What needs to be done ::
Copy the lines holding the word "MURETE", all of them.

Exercise inputs ::
────────────────────
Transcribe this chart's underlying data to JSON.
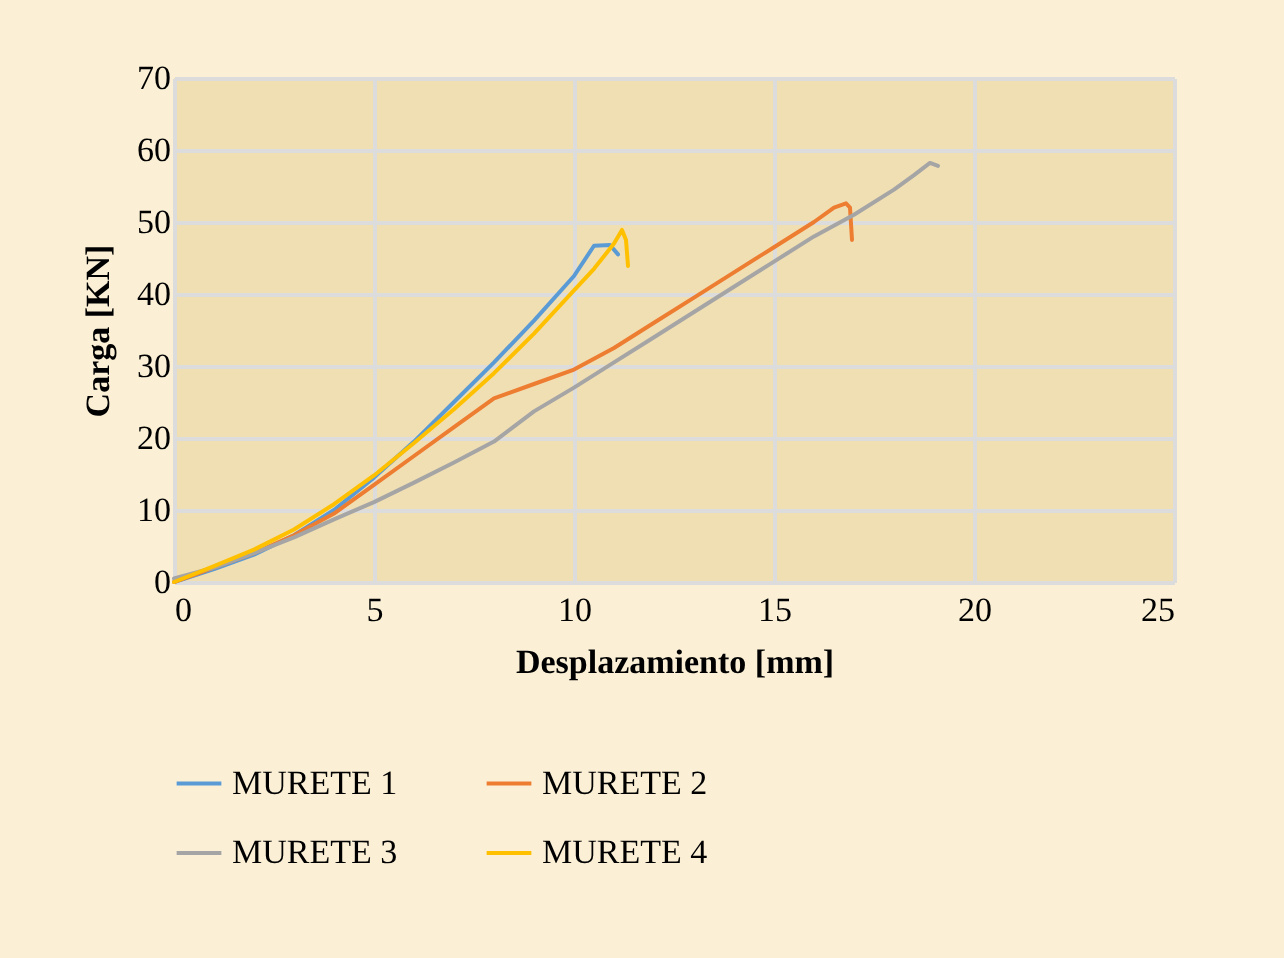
{
  "chart_data": {
    "type": "line",
    "xlabel": "Desplazamiento [mm]",
    "ylabel": "Carga [KN]",
    "xlim": [
      0,
      25
    ],
    "ylim": [
      0,
      70
    ],
    "xticks": [
      0,
      5,
      10,
      15,
      20,
      25
    ],
    "yticks": [
      0,
      10,
      20,
      30,
      40,
      50,
      60,
      70
    ],
    "grid": true,
    "legend": "bottom",
    "series": [
      {
        "name": "MURETE 1",
        "color": "#5b9bd5",
        "x": [
          0,
          1,
          2,
          3,
          4,
          5,
          6,
          7,
          8,
          9,
          10,
          10.5,
          10.9,
          11.1
        ],
        "values": [
          0,
          1.8,
          3.8,
          6.5,
          10,
          14.5,
          19.5,
          25,
          30.5,
          36.3,
          42.5,
          46.7,
          46.8,
          45.5
        ]
      },
      {
        "name": "MURETE 2",
        "color": "#ed7d31",
        "x": [
          0,
          1,
          2,
          3,
          4,
          5,
          6,
          7,
          8,
          9,
          10,
          11,
          12,
          13,
          14,
          15,
          16,
          16.5,
          16.8,
          16.9,
          16.95
        ],
        "values": [
          0,
          2,
          4,
          6.5,
          9.5,
          13.5,
          17.5,
          21.5,
          25.5,
          27.5,
          29.5,
          32.5,
          36,
          39.5,
          43,
          46.5,
          50,
          52,
          52.6,
          52,
          47.5
        ]
      },
      {
        "name": "MURETE 3",
        "color": "#a5a5a5",
        "x": [
          0,
          1,
          2,
          3,
          4,
          5,
          6,
          7,
          8,
          9,
          10,
          11,
          12,
          13,
          14,
          15,
          16,
          17,
          18,
          18.5,
          18.9,
          19.1
        ],
        "values": [
          0.5,
          2,
          4,
          6.2,
          8.7,
          11.1,
          13.8,
          16.6,
          19.5,
          23.7,
          27,
          30.5,
          34,
          37.5,
          41,
          44.5,
          48,
          51,
          54.5,
          56.5,
          58.2,
          57.8
        ]
      },
      {
        "name": "MURETE 4",
        "color": "#ffc000",
        "x": [
          0,
          1,
          2,
          3,
          4,
          5,
          6,
          7,
          8,
          9,
          10,
          10.5,
          11,
          11.2,
          11.3,
          11.35
        ],
        "values": [
          0,
          2.2,
          4.5,
          7.3,
          10.8,
          14.8,
          19.3,
          24,
          29,
          34.5,
          40.5,
          43.5,
          47,
          48.9,
          47.5,
          43.9
        ]
      }
    ]
  }
}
────────────────────
Problem solution ::
        "name": "MURETE 1",
        "name": "MURETE 2",
        "name": "MURETE 3",
        "name": "MURETE 4",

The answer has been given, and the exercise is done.